(Dataset records)
##############################

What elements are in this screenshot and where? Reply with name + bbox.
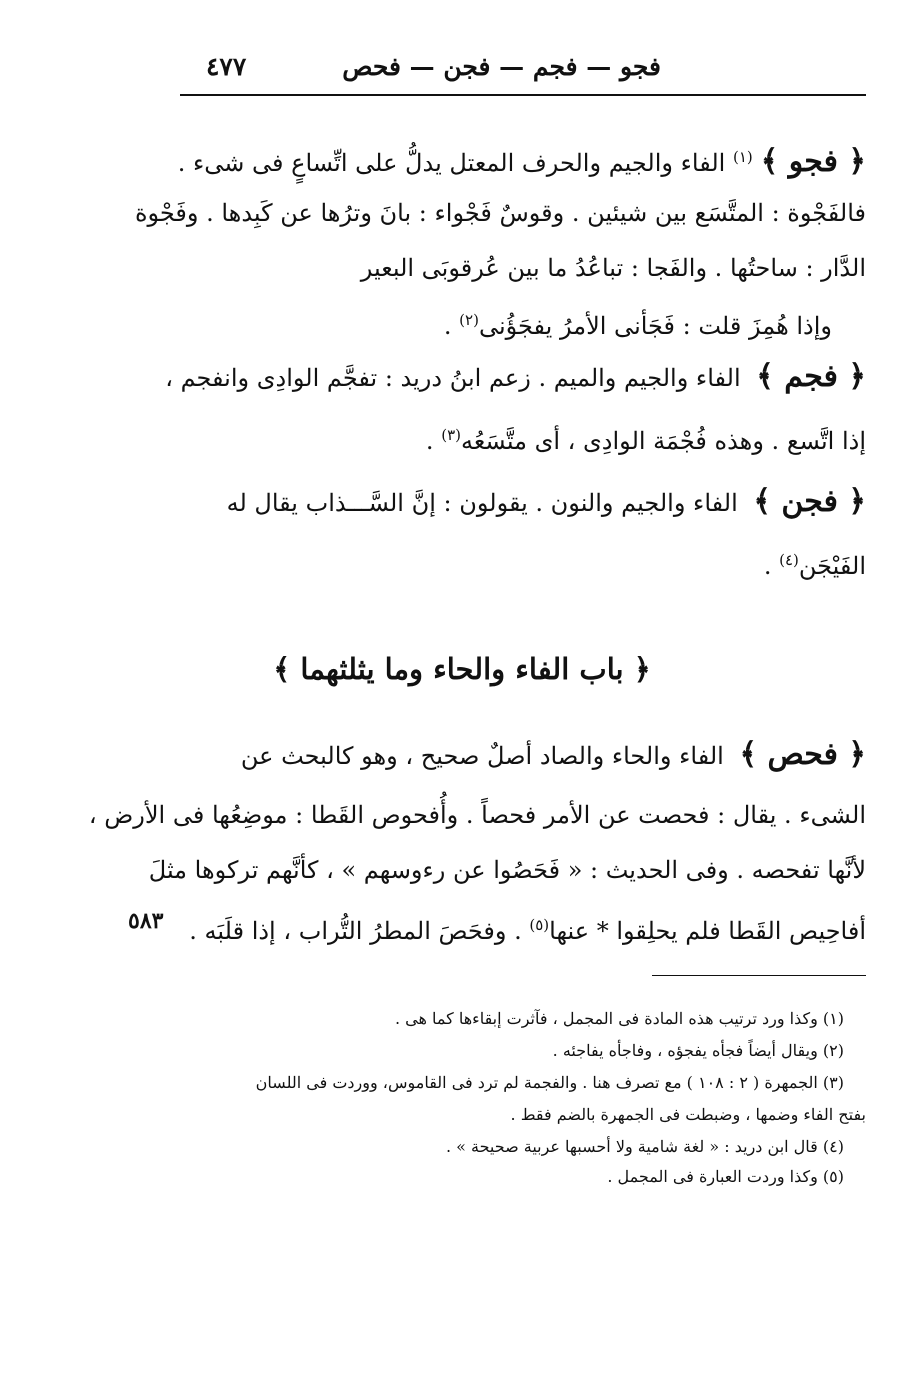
entry-fajw-line-4 xyxy=(444,305,832,341)
entry-text: وإذا هُمِزَ قلت : فَجَأنى الأمرُ يفجَؤُنى xyxy=(478,312,832,340)
footnote-2: (٢) ويقال أيضاً فجأه يفجؤه ، وفاجأه يفاجئه . xyxy=(552,1041,844,1060)
headword-fajw: ﴿ فجو ﴾ xyxy=(760,144,866,179)
headword-fahs: ﴿ فحص ﴾ xyxy=(739,737,866,772)
note-ref-2: (٢) xyxy=(459,311,479,329)
entry-text: . xyxy=(763,552,772,580)
headword-fajm: ﴿ فجم ﴾ xyxy=(756,359,866,394)
entry-text: الفَيْجَن xyxy=(798,552,866,580)
footnote-1: (١) وكذا ورد ترتيب هذه المادة فى المجمل ، فآثرت إبقاءها كما هى . xyxy=(395,1009,844,1028)
entry-fajn-line-1 xyxy=(226,484,866,519)
footnote-5: (٥) وكذا وردت العبارة فى المجمل . xyxy=(607,1167,844,1186)
page-number: ٤٧٧ xyxy=(206,52,247,81)
header-rule xyxy=(180,94,866,96)
entry-text: الفاء والحاء والصاد أصلٌ صحيح ، وهو كالبحث عن xyxy=(240,742,724,770)
note-ref-1: (١) xyxy=(732,148,753,166)
footnote-rule xyxy=(652,975,866,976)
entry-fajw-line-2 xyxy=(135,198,866,228)
entry-fajm-line-2 xyxy=(426,420,866,456)
entry-text: الفاء والجيم والنون . يقولون : إنَّ السَّـــذاب يقال له xyxy=(226,489,738,517)
note-ref-3: (٣) xyxy=(441,426,461,444)
entry-fajn-line-2 xyxy=(764,545,866,581)
note-ref-4: (٤) xyxy=(779,551,799,569)
entry-text: الدَّار : ساحتُها . والفَجا : تباعُدُ ما بين عُرقوبَى البعير xyxy=(360,254,866,282)
entry-text: الفاء والجيم والحرف المعتل يدلُّ على اتِّساعٍ فى شىء . xyxy=(177,149,726,177)
margin-number: ٥٨٣ xyxy=(128,908,164,934)
entry-text: إذا اتَّسع . وهذه فُجْمَة الوادِى ، أى متَّسَعُه xyxy=(460,427,866,455)
entry-text: . وفحَصَ المطرُ التُّراب ، إذا قلَبَه . xyxy=(189,917,522,945)
page-header xyxy=(180,52,866,94)
entry-fajw-line-3 xyxy=(361,253,866,283)
entry-fahs-line-3 xyxy=(149,855,866,885)
entry-fahs-line-2 xyxy=(89,800,866,830)
entry-text: أفاحِيص القَطا فلم يحلِقوا * عنها xyxy=(549,917,866,945)
entry-fajw-line-1 xyxy=(178,142,866,178)
entry-text: الشىء . يقال : فحصت عن الأمر فحصاً . وأُفحوص القَطا : موضِعُها فى الأرض ، xyxy=(88,801,866,829)
running-head: فجو — فجم — فجن — فحص xyxy=(342,52,661,81)
entry-text: الفاء والجيم والميم . زعم ابنُ دريد : تفجَّم الوادِى وانفجم ، xyxy=(165,364,741,392)
footnote-3-cont: بفتح الفاء وضمها ، وضبطت فى الجمهرة بالضم فقط . xyxy=(510,1105,866,1124)
entry-fajm-line-1 xyxy=(165,359,866,394)
footnote-3: (٣) الجمهرة ( ٢ : ١٠٨ ) مع تصرف هنا . والفجمة لم ترد فى القاموس، ووردت فى اللسان xyxy=(255,1073,844,1092)
headword-fajn: ﴿ فجن ﴾ xyxy=(753,484,866,519)
section-title: ﴿ باب الفاء والحاء وما يثلثهما ﴾ xyxy=(273,652,651,686)
entry-text: . xyxy=(443,312,452,340)
entry-text: لأنَّها تفحصه . وفى الحديث : « فَحَصُوا عن رءوسهم » ، كأنَّهم تركوها مثلَ xyxy=(148,856,866,884)
entry-text: . xyxy=(425,427,434,455)
entry-text: فالفَجْوة : المتَّسَع بين شيئين . وقوسٌ فَجْواء : بانَ وترُها عن كَبِدها . وفَجْوة xyxy=(134,199,866,227)
note-ref-5: (٥) xyxy=(529,916,550,934)
footnote-4: (٤) قال ابن دريد : « لغة شامية ولا أحسبها عربية صحيحة » . xyxy=(445,1137,844,1156)
entry-fahs-line-1 xyxy=(240,737,866,772)
entry-fahs-line-4 xyxy=(189,910,866,946)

##############################

Can you repeat the records verbatim, beginning with the line that contains "entry-fajw-line-4 xyxy=(444,305,832,341)" and ending with the line that contains "entry-text: الفاء والجيم والميم", both lines included?

entry-fajw-line-4 xyxy=(444,305,832,341)
entry-text: وإذا هُمِزَ قلت : فَجَأنى الأمرُ يفجَؤُنى xyxy=(478,312,832,340)
footnote-2: (٢) ويقال أيضاً فجأه يفجؤه ، وفاجأه يفاجئه . xyxy=(552,1041,844,1060)
headword-fajw: ﴿ فجو ﴾ xyxy=(760,144,866,179)
headword-fahs: ﴿ فحص ﴾ xyxy=(739,737,866,772)
note-ref-2: (٢) xyxy=(459,311,479,329)
entry-text: . xyxy=(763,552,772,580)
headword-fajm: ﴿ فجم ﴾ xyxy=(756,359,866,394)
entry-text: الفَيْجَن xyxy=(798,552,866,580)
footnote-1: (١) وكذا ورد ترتيب هذه المادة فى المجمل ، فآثرت إبقاءها كما هى . xyxy=(395,1009,844,1028)
entry-fajn-line-1 xyxy=(226,484,866,519)
footnote-5: (٥) وكذا وردت العبارة فى المجمل . xyxy=(607,1167,844,1186)
page-number: ٤٧٧ xyxy=(206,52,247,81)
header-rule xyxy=(180,94,866,96)
entry-text: الفاء والحاء والصاد أصلٌ صحيح ، وهو كالبحث عن xyxy=(240,742,724,770)
note-ref-1: (١) xyxy=(732,148,753,166)
footnote-rule xyxy=(652,975,866,976)
entry-fajw-line-2 xyxy=(135,198,866,228)
entry-fajm-line-2 xyxy=(426,420,866,456)
entry-text: الفاء والجيم والنون . يقولون : إنَّ السَّـــذاب يقال له xyxy=(226,489,738,517)
note-ref-3: (٣) xyxy=(441,426,461,444)
entry-fajn-line-2 xyxy=(764,545,866,581)
note-ref-4: (٤) xyxy=(779,551,799,569)
entry-text: الدَّار : ساحتُها . والفَجا : تباعُدُ ما بين عُرقوبَى البعير xyxy=(360,254,866,282)
entry-text: الفاء والجيم والحرف المعتل يدلُّ على اتِّساعٍ فى شىء . xyxy=(177,149,726,177)
margin-number: ٥٨٣ xyxy=(128,908,164,934)
entry-text: إذا اتَّسع . وهذه فُجْمَة الوادِى ، أى متَّسَعُه xyxy=(460,427,866,455)
entry-text: . وفحَصَ المطرُ التُّراب ، إذا قلَبَه . xyxy=(189,917,522,945)
page-header xyxy=(180,52,866,94)
entry-fajw-line-3 xyxy=(361,253,866,283)
entry-fahs-line-3 xyxy=(149,855,866,885)
entry-fahs-line-2 xyxy=(89,800,866,830)
entry-text: أفاحِيص القَطا فلم يحلِقوا * عنها xyxy=(549,917,866,945)
entry-fajw-line-1 xyxy=(178,142,866,178)
entry-text: الشىء . يقال : فحصت عن الأمر فحصاً . وأُفحوص القَطا : موضِعُها فى الأرض ، xyxy=(88,801,866,829)
running-head: فجو — فجم — فجن — فحص xyxy=(342,52,661,81)
entry-text: الفاء والجيم والميم . زعم ابنُ دريد : تفجَّم الوادِى وانفجم ، xyxy=(165,364,741,392)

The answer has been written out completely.